→ **Collected data entries**
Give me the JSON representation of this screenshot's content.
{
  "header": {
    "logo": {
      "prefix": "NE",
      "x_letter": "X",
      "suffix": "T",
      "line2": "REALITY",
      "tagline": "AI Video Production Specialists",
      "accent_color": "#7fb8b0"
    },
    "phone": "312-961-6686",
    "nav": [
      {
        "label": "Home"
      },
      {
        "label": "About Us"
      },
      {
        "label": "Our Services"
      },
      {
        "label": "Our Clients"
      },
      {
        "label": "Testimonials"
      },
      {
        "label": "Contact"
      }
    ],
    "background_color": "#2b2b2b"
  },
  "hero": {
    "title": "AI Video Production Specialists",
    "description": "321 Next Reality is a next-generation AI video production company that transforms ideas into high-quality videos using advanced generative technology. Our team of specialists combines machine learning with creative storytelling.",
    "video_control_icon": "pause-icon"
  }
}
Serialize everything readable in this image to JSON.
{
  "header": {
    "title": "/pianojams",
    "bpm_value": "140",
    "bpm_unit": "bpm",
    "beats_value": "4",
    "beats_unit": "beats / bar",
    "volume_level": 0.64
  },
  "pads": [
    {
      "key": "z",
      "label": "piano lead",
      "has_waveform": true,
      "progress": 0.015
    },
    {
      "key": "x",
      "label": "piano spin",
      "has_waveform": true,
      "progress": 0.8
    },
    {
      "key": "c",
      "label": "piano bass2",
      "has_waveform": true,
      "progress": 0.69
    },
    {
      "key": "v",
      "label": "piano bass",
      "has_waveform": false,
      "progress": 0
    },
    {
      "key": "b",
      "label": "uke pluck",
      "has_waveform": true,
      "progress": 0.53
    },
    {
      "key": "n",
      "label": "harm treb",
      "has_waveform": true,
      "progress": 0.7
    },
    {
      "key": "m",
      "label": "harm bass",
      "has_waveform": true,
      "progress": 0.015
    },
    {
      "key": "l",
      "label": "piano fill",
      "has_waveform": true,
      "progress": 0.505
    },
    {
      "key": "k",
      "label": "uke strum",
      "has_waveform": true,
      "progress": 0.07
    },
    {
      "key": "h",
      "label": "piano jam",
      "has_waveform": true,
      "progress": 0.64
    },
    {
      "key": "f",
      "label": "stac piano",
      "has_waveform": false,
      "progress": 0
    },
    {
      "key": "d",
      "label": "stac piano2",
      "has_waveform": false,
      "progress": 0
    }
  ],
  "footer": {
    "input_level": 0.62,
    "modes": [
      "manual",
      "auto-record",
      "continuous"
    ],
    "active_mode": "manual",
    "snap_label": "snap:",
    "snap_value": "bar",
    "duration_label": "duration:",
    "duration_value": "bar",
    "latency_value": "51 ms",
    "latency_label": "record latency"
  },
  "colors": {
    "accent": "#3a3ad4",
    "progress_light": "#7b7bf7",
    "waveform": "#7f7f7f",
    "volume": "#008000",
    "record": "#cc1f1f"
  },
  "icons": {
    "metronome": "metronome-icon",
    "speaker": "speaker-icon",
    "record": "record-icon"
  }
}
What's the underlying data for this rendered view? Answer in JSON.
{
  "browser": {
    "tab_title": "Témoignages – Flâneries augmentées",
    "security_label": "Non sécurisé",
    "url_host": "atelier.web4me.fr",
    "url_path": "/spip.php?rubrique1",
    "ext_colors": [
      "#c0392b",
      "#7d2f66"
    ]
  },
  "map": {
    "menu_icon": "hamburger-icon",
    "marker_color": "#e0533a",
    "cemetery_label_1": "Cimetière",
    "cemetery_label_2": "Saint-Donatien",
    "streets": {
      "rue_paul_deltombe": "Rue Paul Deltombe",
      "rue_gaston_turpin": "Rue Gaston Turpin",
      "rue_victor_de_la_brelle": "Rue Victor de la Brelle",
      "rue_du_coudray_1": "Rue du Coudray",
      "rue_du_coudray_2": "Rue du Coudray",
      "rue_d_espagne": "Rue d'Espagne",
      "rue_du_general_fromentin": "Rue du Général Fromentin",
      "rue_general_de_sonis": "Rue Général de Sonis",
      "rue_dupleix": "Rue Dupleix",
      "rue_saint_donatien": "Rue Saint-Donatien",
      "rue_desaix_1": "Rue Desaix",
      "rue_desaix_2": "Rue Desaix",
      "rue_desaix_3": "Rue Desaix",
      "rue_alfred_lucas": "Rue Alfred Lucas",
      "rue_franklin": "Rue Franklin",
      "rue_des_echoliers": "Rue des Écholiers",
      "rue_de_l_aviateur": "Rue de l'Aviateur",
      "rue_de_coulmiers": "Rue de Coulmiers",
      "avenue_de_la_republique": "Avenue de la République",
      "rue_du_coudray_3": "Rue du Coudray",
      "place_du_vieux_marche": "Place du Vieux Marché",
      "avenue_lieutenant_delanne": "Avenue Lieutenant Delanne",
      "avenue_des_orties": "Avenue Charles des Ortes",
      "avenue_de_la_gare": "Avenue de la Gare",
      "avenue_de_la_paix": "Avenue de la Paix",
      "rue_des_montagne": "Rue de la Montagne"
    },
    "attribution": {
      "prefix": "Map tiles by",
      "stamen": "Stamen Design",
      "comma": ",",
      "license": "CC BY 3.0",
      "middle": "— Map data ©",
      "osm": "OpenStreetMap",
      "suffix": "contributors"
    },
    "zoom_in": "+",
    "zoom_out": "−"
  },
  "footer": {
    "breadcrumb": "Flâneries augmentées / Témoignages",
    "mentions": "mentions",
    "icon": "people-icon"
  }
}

→ **Exercise task**
For the entries shown above, give the number of lines that include the word "augmentées", without any other text.

→ **Exercise output**
2